- GIVEN ENTRIES -
·····

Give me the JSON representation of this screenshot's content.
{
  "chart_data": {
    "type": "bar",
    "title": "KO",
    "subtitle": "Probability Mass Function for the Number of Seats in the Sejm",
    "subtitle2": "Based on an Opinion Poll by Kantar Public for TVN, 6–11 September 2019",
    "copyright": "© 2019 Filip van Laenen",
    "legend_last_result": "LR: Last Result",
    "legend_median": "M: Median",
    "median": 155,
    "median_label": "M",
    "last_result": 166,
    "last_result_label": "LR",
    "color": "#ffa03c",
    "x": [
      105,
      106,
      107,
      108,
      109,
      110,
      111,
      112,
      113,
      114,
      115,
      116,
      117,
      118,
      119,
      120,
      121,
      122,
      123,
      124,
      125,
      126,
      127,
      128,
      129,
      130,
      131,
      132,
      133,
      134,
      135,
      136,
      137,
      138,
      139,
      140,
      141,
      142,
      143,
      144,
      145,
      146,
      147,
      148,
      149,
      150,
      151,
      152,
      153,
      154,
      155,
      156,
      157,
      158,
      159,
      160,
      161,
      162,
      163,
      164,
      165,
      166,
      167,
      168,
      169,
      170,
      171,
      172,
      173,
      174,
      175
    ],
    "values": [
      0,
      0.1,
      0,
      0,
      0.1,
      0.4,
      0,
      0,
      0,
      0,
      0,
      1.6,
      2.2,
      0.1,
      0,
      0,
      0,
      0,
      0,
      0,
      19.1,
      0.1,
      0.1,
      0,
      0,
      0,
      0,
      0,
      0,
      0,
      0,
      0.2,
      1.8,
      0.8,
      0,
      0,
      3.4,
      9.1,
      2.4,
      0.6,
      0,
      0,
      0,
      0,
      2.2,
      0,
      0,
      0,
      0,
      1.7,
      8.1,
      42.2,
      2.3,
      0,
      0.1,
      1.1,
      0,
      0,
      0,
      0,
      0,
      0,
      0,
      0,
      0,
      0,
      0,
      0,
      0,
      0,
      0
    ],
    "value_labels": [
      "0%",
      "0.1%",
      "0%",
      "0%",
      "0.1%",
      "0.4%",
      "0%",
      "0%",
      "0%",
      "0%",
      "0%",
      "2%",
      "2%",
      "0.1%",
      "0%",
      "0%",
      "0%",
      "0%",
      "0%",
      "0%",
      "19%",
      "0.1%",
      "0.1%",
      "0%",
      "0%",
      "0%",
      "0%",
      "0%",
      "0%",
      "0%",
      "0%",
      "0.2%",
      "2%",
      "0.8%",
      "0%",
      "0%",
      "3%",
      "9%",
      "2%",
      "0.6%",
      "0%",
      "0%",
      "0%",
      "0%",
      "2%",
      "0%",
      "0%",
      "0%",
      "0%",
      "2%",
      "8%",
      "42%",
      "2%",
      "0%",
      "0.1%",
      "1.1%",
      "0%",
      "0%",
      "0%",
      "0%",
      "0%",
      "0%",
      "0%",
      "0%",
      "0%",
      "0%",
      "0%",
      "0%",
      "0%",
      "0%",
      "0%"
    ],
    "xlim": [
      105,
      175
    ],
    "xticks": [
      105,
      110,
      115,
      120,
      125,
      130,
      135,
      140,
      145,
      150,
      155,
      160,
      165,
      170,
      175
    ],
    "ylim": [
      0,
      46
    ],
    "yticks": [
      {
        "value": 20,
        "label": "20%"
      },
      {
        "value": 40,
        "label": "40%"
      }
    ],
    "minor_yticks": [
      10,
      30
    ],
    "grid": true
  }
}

·····

- WHAT YOU ARE ASKED TO DO -
All of the entries above should be written out again exactly.

- RESPONSE FOR THIS EXERCISE -
Give me the JSON representation of this screenshot's content.
{
  "chart_data": {
    "type": "bar",
    "title": "KO",
    "subtitle": "Probability Mass Function for the Number of Seats in the Sejm",
    "subtitle2": "Based on an Opinion Poll by Kantar Public for TVN, 6–11 September 2019",
    "copyright": "© 2019 Filip van Laenen",
    "legend_last_result": "LR: Last Result",
    "legend_median": "M: Median",
    "median": 155,
    "median_label": "M",
    "last_result": 166,
    "last_result_label": "LR",
    "color": "#ffa03c",
    "x": [
      105,
      106,
      107,
      108,
      109,
      110,
      111,
      112,
      113,
      114,
      115,
      116,
      117,
      118,
      119,
      120,
      121,
      122,
      123,
      124,
      125,
      126,
      127,
      128,
      129,
      130,
      131,
      132,
      133,
      134,
      135,
      136,
      137,
      138,
      139,
      140,
      141,
      142,
      143,
      144,
      145,
      146,
      147,
      148,
      149,
      150,
      151,
      152,
      153,
      154,
      155,
      156,
      157,
      158,
      159,
      160,
      161,
      162,
      163,
      164,
      165,
      166,
      167,
      168,
      169,
      170,
      171,
      172,
      173,
      174,
      175
    ],
    "values": [
      0,
      0.1,
      0,
      0,
      0.1,
      0.4,
      0,
      0,
      0,
      0,
      0,
      1.6,
      2.2,
      0.1,
      0,
      0,
      0,
      0,
      0,
      0,
      19.1,
      0.1,
      0.1,
      0,
      0,
      0,
      0,
      0,
      0,
      0,
      0,
      0.2,
      1.8,
      0.8,
      0,
      0,
      3.4,
      9.1,
      2.4,
      0.6,
      0,
      0,
      0,
      0,
      2.2,
      0,
      0,
      0,
      0,
      1.7,
      8.1,
      42.2,
      2.3,
      0,
      0.1,
      1.1,
      0,
      0,
      0,
      0,
      0,
      0,
      0,
      0,
      0,
      0,
      0,
      0,
      0,
      0,
      0
    ],
    "value_labels": [
      "0%",
      "0.1%",
      "0%",
      "0%",
      "0.1%",
      "0.4%",
      "0%",
      "0%",
      "0%",
      "0%",
      "0%",
      "2%",
      "2%",
      "0.1%",
      "0%",
      "0%",
      "0%",
      "0%",
      "0%",
      "0%",
      "19%",
      "0.1%",
      "0.1%",
      "0%",
      "0%",
      "0%",
      "0%",
      "0%",
      "0%",
      "0%",
      "0%",
      "0.2%",
      "2%",
      "0.8%",
      "0%",
      "0%",
      "3%",
      "9%",
      "2%",
      "0.6%",
      "0%",
      "0%",
      "0%",
      "0%",
      "2%",
      "0%",
      "0%",
      "0%",
      "0%",
      "2%",
      "8%",
      "42%",
      "2%",
      "0%",
      "0.1%",
      "1.1%",
      "0%",
      "0%",
      "0%",
      "0%",
      "0%",
      "0%",
      "0%",
      "0%",
      "0%",
      "0%",
      "0%",
      "0%",
      "0%",
      "0%",
      "0%"
    ],
    "xlim": [
      105,
      175
    ],
    "xticks": [
      105,
      110,
      115,
      120,
      125,
      130,
      135,
      140,
      145,
      150,
      155,
      160,
      165,
      170,
      175
    ],
    "ylim": [
      0,
      46
    ],
    "yticks": [
      {
        "value": 20,
        "label": "20%"
      },
      {
        "value": 40,
        "label": "40%"
      }
    ],
    "minor_yticks": [
      10,
      30
    ],
    "grid": true
  }
}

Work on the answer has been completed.